Texto del ejercicio =>
◆ ◆ ◆ ◆ ◆
Murieron pronto los padres de la chiquilla y unos tíos se ocuparon de ella. La llevaron a su propiedad de Son Gallart, como a unos diez kilómetros de Valldemosa, donde vivían como agricultores y ganaderos acomodados. Pronto empieza a cooperar en las faenas caseras propias de una familia campesina de la comarca: comidas y loza, ropa a lavar y coser, orden de la casa, atención a los criados, cuidado de animales y algún trabajo adicional de labranza; los domingos, a misa con la familia y poco más. Es verdad que algunas veces la echaban de menos cuando le tocaba ir al campo con el ganado -luego se ha sabido que eran momentos de especial disfrute de esa soledad tan acompañada en la contemplación y el diálogo-.
Conoció al eremita P. Castañeda que era un solitario del monte y bajaba a pedir lo poco que necesitaba para vivir. Un día fue a verlo al Oratorio de la Santísima Trinidad para contarle lo que hacía tiempo llevaba en el alma; ella quería ser religiosa, pero temía que sus tíos no lo entendieran. Y se confirmaron los temores. Hubo una resistencia tan grande que fue precisa la severa intervención del sacerdote para que le permitieran ir a Palma y estudiar la posibilidad.
◆ ◆ ◆ ◆ ◆
Datos de detección de la estructura del documento
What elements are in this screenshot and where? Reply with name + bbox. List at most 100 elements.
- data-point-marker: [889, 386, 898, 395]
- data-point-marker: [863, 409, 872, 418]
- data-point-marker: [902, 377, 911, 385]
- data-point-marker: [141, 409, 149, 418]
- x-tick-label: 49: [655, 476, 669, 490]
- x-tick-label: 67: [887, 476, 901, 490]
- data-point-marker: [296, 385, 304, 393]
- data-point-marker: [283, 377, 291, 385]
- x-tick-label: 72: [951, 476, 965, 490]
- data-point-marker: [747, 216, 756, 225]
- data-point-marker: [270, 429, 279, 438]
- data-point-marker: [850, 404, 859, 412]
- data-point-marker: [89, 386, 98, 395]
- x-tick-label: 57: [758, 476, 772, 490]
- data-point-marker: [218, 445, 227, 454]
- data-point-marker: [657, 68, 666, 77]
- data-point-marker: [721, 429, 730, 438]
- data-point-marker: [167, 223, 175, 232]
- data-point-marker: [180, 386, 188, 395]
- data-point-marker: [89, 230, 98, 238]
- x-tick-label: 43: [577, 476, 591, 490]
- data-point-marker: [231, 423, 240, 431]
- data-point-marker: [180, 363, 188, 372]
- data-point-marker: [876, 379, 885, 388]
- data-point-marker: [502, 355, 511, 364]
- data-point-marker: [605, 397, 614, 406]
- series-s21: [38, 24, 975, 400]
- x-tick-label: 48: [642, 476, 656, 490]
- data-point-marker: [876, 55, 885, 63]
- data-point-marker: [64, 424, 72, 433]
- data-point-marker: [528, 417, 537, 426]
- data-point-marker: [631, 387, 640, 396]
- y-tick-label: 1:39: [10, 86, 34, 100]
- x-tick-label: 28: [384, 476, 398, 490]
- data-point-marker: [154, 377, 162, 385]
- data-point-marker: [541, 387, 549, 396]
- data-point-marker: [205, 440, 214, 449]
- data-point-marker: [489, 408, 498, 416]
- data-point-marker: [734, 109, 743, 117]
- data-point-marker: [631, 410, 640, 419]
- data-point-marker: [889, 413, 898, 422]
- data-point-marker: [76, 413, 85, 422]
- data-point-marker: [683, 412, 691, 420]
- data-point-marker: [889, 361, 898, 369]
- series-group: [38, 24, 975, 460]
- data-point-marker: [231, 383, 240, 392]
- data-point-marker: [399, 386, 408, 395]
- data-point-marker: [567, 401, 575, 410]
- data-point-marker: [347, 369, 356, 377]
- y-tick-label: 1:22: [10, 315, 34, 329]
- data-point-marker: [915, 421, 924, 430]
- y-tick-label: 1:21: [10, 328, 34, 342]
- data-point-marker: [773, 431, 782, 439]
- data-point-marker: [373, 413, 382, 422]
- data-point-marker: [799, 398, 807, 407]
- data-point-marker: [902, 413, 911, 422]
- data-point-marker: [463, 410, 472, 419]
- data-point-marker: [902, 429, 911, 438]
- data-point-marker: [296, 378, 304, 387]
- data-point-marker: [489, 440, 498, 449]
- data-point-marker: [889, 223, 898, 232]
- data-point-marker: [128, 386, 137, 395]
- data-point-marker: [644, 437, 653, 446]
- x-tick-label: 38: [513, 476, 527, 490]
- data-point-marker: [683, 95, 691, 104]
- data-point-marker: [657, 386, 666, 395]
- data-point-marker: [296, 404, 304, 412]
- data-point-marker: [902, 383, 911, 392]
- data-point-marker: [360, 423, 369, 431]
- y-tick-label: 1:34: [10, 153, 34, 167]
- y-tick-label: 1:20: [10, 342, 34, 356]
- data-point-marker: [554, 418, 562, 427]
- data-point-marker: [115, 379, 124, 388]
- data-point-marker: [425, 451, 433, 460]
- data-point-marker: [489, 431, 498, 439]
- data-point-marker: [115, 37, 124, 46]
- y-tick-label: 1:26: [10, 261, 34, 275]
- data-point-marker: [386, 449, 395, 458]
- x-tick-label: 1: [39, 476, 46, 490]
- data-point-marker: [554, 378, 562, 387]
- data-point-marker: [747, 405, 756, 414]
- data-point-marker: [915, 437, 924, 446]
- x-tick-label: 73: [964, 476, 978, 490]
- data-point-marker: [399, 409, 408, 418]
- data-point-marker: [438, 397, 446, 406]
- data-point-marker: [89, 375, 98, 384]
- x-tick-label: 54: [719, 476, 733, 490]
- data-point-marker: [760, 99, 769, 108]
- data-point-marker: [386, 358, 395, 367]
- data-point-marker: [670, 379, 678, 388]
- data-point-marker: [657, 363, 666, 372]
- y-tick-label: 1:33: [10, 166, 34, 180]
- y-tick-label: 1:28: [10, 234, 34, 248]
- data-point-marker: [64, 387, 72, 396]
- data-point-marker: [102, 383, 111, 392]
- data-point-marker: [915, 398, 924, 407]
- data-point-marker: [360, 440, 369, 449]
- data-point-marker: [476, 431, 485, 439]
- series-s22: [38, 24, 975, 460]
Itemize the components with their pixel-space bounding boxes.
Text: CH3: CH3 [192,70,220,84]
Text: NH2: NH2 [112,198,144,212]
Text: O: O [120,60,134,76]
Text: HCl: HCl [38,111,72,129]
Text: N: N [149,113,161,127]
◆ ◆ ◆ ◆ ◆
Comprueba tu comprensión =>
A. Según el relato sobre la joven de Son Gallart, ¿a qué distancia de Valldemosa estaba esa propiedad?
B. Continúa, por favor, el relato sobre la joven de Son Gallart a partir de su última oración.

Respuestas por tarea =>
A. A unos diez kilómetros.

B.
Mientras se ven los conventos, entra en casa de la familia de Don Mateo Zaforteza como criada y chica para todo. Se produce buena simbiosis entre las dos mozas de la casa; Catalina aprende de la hija de Don Mateo a leer, a escribir y a bordar mientras que enseña a Isabel las cosas de Dios y el modo de tratarlo. Conventos hay, pero no la reciben. Existe una razón de peso en la época: los monasterios son pobres y no pueden facilitar la entrada a nadie sin dote. A la desesperanza lógica responde Catalina con más oración y con lágrimas que mojan la piedra para que el Señor y la Señora allanen las dificultades y abran las puertas como así sucedió al fin: cuatro conventos están dispuestos a recibirla pasando por alto la formalidad de la dote y ella elige al de Santa María Magdalena.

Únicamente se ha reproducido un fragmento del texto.